** BEGIN Task material **

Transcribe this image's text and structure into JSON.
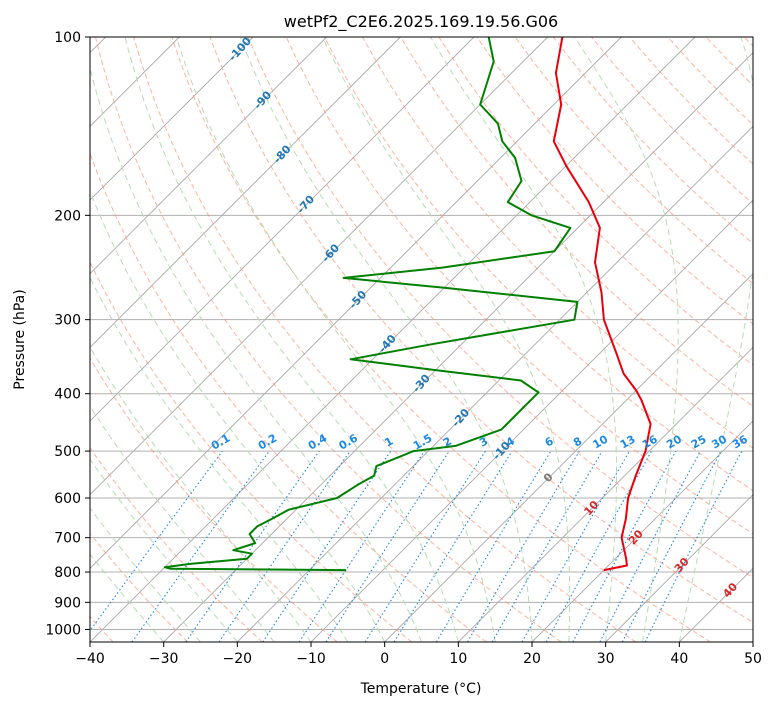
{
  "chart_data": {
    "type": "skew-t",
    "title": "wetPf2_C2E6.2025.169.19.56.G06",
    "xlabel": "Temperature (°C)",
    "ylabel": "Pressure (hPa)",
    "xlim": [
      -40,
      50
    ],
    "ylim": [
      1050,
      100
    ],
    "y_scale": "log",
    "grid": true,
    "x_ticks": [
      "−40",
      "−30",
      "−20",
      "−10",
      "0",
      "10",
      "20",
      "30",
      "40",
      "50"
    ],
    "y_ticks": [
      "100",
      "200",
      "300",
      "400",
      "500",
      "600",
      "700",
      "800",
      "900",
      "1000"
    ],
    "temperature_profile": {
      "color": "#e8000b",
      "points": [
        [
          794,
          20
        ],
        [
          780,
          22.5
        ],
        [
          760,
          21.5
        ],
        [
          700,
          18
        ],
        [
          650,
          16
        ],
        [
          600,
          13.5
        ],
        [
          550,
          11.5
        ],
        [
          500,
          9.5
        ],
        [
          450,
          6.5
        ],
        [
          410,
          2
        ],
        [
          395,
          0
        ],
        [
          370,
          -4
        ],
        [
          340,
          -8
        ],
        [
          300,
          -14
        ],
        [
          270,
          -18
        ],
        [
          240,
          -23
        ],
        [
          210,
          -27
        ],
        [
          190,
          -32
        ],
        [
          165,
          -40
        ],
        [
          150,
          -45
        ],
        [
          130,
          -49
        ],
        [
          115,
          -54
        ],
        [
          100,
          -58
        ]
      ]
    },
    "dewpoint_profile": {
      "color": "#008000",
      "points": [
        [
          794,
          -15
        ],
        [
          790,
          -39
        ],
        [
          785,
          -40
        ],
        [
          775,
          -37
        ],
        [
          760,
          -30
        ],
        [
          745,
          -30
        ],
        [
          735,
          -33
        ],
        [
          715,
          -31
        ],
        [
          690,
          -33
        ],
        [
          670,
          -33
        ],
        [
          650,
          -32
        ],
        [
          628,
          -31
        ],
        [
          600,
          -26
        ],
        [
          570,
          -25
        ],
        [
          550,
          -24
        ],
        [
          530,
          -25
        ],
        [
          510,
          -23
        ],
        [
          500,
          -22
        ],
        [
          490,
          -17
        ],
        [
          460,
          -13
        ],
        [
          420,
          -13
        ],
        [
          398,
          -13
        ],
        [
          380,
          -17
        ],
        [
          365,
          -30
        ],
        [
          350,
          -43
        ],
        [
          330,
          -34
        ],
        [
          300,
          -18
        ],
        [
          280,
          -20
        ],
        [
          265,
          -40
        ],
        [
          255,
          -55
        ],
        [
          245,
          -43
        ],
        [
          230,
          -30
        ],
        [
          210,
          -31
        ],
        [
          200,
          -38
        ],
        [
          190,
          -43
        ],
        [
          175,
          -44
        ],
        [
          160,
          -48
        ],
        [
          150,
          -52
        ],
        [
          140,
          -55
        ],
        [
          130,
          -60
        ],
        [
          110,
          -64
        ],
        [
          100,
          -68
        ]
      ]
    },
    "dry_adiabats": {
      "color": "#fc9272",
      "labels": [
        {
          "text": "-100",
          "p": 105,
          "color": "#1f77b4"
        },
        {
          "text": "-90",
          "p": 128,
          "color": "#1f77b4"
        },
        {
          "text": "-80",
          "p": 158,
          "color": "#1f77b4"
        },
        {
          "text": "-70",
          "p": 192,
          "color": "#1f77b4"
        },
        {
          "text": "-60",
          "p": 232,
          "color": "#1f77b4"
        },
        {
          "text": "-50",
          "p": 278,
          "color": "#1f77b4"
        },
        {
          "text": "-40",
          "p": 330,
          "color": "#1f77b4"
        },
        {
          "text": "-30",
          "p": 385,
          "color": "#1f77b4"
        },
        {
          "text": "-20",
          "p": 440,
          "color": "#1f77b4"
        },
        {
          "text": "-10",
          "p": 500,
          "color": "#1f77b4"
        },
        {
          "text": "0",
          "p": 555,
          "color": "#777777"
        },
        {
          "text": "10",
          "p": 625,
          "color": "#d62728"
        },
        {
          "text": "20",
          "p": 700,
          "color": "#d62728"
        },
        {
          "text": "30",
          "p": 780,
          "color": "#d62728"
        },
        {
          "text": "40",
          "p": 860,
          "color": "#d62728"
        }
      ]
    },
    "moist_adiabats": {
      "color": "#b6dbb4"
    },
    "mixing_ratio_lines": {
      "color": "#1e88e5",
      "labels": [
        "0.1",
        "0.2",
        "0.4",
        "0.6",
        "1",
        "1.5",
        "2",
        "3",
        "4",
        "6",
        "8",
        "10",
        "13",
        "16",
        "20",
        "25",
        "30",
        "36"
      ],
      "label_pressure": 500
    }
  }
}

** END Task material **

Exercise aim:
Copy every line of the data exactly as written, excluding the pictures.

Solution for this task:
Transcribe this image's text and structure into JSON.
{
  "chart_data": {
    "type": "skew-t",
    "title": "wetPf2_C2E6.2025.169.19.56.G06",
    "xlabel": "Temperature (°C)",
    "ylabel": "Pressure (hPa)",
    "xlim": [
      -40,
      50
    ],
    "ylim": [
      1050,
      100
    ],
    "y_scale": "log",
    "grid": true,
    "x_ticks": [
      "−40",
      "−30",
      "−20",
      "−10",
      "0",
      "10",
      "20",
      "30",
      "40",
      "50"
    ],
    "y_ticks": [
      "100",
      "200",
      "300",
      "400",
      "500",
      "600",
      "700",
      "800",
      "900",
      "1000"
    ],
    "temperature_profile": {
      "color": "#e8000b",
      "points": [
        [
          794,
          20
        ],
        [
          780,
          22.5
        ],
        [
          760,
          21.5
        ],
        [
          700,
          18
        ],
        [
          650,
          16
        ],
        [
          600,
          13.5
        ],
        [
          550,
          11.5
        ],
        [
          500,
          9.5
        ],
        [
          450,
          6.5
        ],
        [
          410,
          2
        ],
        [
          395,
          0
        ],
        [
          370,
          -4
        ],
        [
          340,
          -8
        ],
        [
          300,
          -14
        ],
        [
          270,
          -18
        ],
        [
          240,
          -23
        ],
        [
          210,
          -27
        ],
        [
          190,
          -32
        ],
        [
          165,
          -40
        ],
        [
          150,
          -45
        ],
        [
          130,
          -49
        ],
        [
          115,
          -54
        ],
        [
          100,
          -58
        ]
      ]
    },
    "dewpoint_profile": {
      "color": "#008000",
      "points": [
        [
          794,
          -15
        ],
        [
          790,
          -39
        ],
        [
          785,
          -40
        ],
        [
          775,
          -37
        ],
        [
          760,
          -30
        ],
        [
          745,
          -30
        ],
        [
          735,
          -33
        ],
        [
          715,
          -31
        ],
        [
          690,
          -33
        ],
        [
          670,
          -33
        ],
        [
          650,
          -32
        ],
        [
          628,
          -31
        ],
        [
          600,
          -26
        ],
        [
          570,
          -25
        ],
        [
          550,
          -24
        ],
        [
          530,
          -25
        ],
        [
          510,
          -23
        ],
        [
          500,
          -22
        ],
        [
          490,
          -17
        ],
        [
          460,
          -13
        ],
        [
          420,
          -13
        ],
        [
          398,
          -13
        ],
        [
          380,
          -17
        ],
        [
          365,
          -30
        ],
        [
          350,
          -43
        ],
        [
          330,
          -34
        ],
        [
          300,
          -18
        ],
        [
          280,
          -20
        ],
        [
          265,
          -40
        ],
        [
          255,
          -55
        ],
        [
          245,
          -43
        ],
        [
          230,
          -30
        ],
        [
          210,
          -31
        ],
        [
          200,
          -38
        ],
        [
          190,
          -43
        ],
        [
          175,
          -44
        ],
        [
          160,
          -48
        ],
        [
          150,
          -52
        ],
        [
          140,
          -55
        ],
        [
          130,
          -60
        ],
        [
          110,
          -64
        ],
        [
          100,
          -68
        ]
      ]
    },
    "dry_adiabats": {
      "color": "#fc9272",
      "labels": [
        {
          "text": "-100",
          "p": 105,
          "color": "#1f77b4"
        },
        {
          "text": "-90",
          "p": 128,
          "color": "#1f77b4"
        },
        {
          "text": "-80",
          "p": 158,
          "color": "#1f77b4"
        },
        {
          "text": "-70",
          "p": 192,
          "color": "#1f77b4"
        },
        {
          "text": "-60",
          "p": 232,
          "color": "#1f77b4"
        },
        {
          "text": "-50",
          "p": 278,
          "color": "#1f77b4"
        },
        {
          "text": "-40",
          "p": 330,
          "color": "#1f77b4"
        },
        {
          "text": "-30",
          "p": 385,
          "color": "#1f77b4"
        },
        {
          "text": "-20",
          "p": 440,
          "color": "#1f77b4"
        },
        {
          "text": "-10",
          "p": 500,
          "color": "#1f77b4"
        },
        {
          "text": "0",
          "p": 555,
          "color": "#777777"
        },
        {
          "text": "10",
          "p": 625,
          "color": "#d62728"
        },
        {
          "text": "20",
          "p": 700,
          "color": "#d62728"
        },
        {
          "text": "30",
          "p": 780,
          "color": "#d62728"
        },
        {
          "text": "40",
          "p": 860,
          "color": "#d62728"
        }
      ]
    },
    "moist_adiabats": {
      "color": "#b6dbb4"
    },
    "mixing_ratio_lines": {
      "color": "#1e88e5",
      "labels": [
        "0.1",
        "0.2",
        "0.4",
        "0.6",
        "1",
        "1.5",
        "2",
        "3",
        "4",
        "6",
        "8",
        "10",
        "13",
        "16",
        "20",
        "25",
        "30",
        "36"
      ],
      "label_pressure": 500
    }
  }
}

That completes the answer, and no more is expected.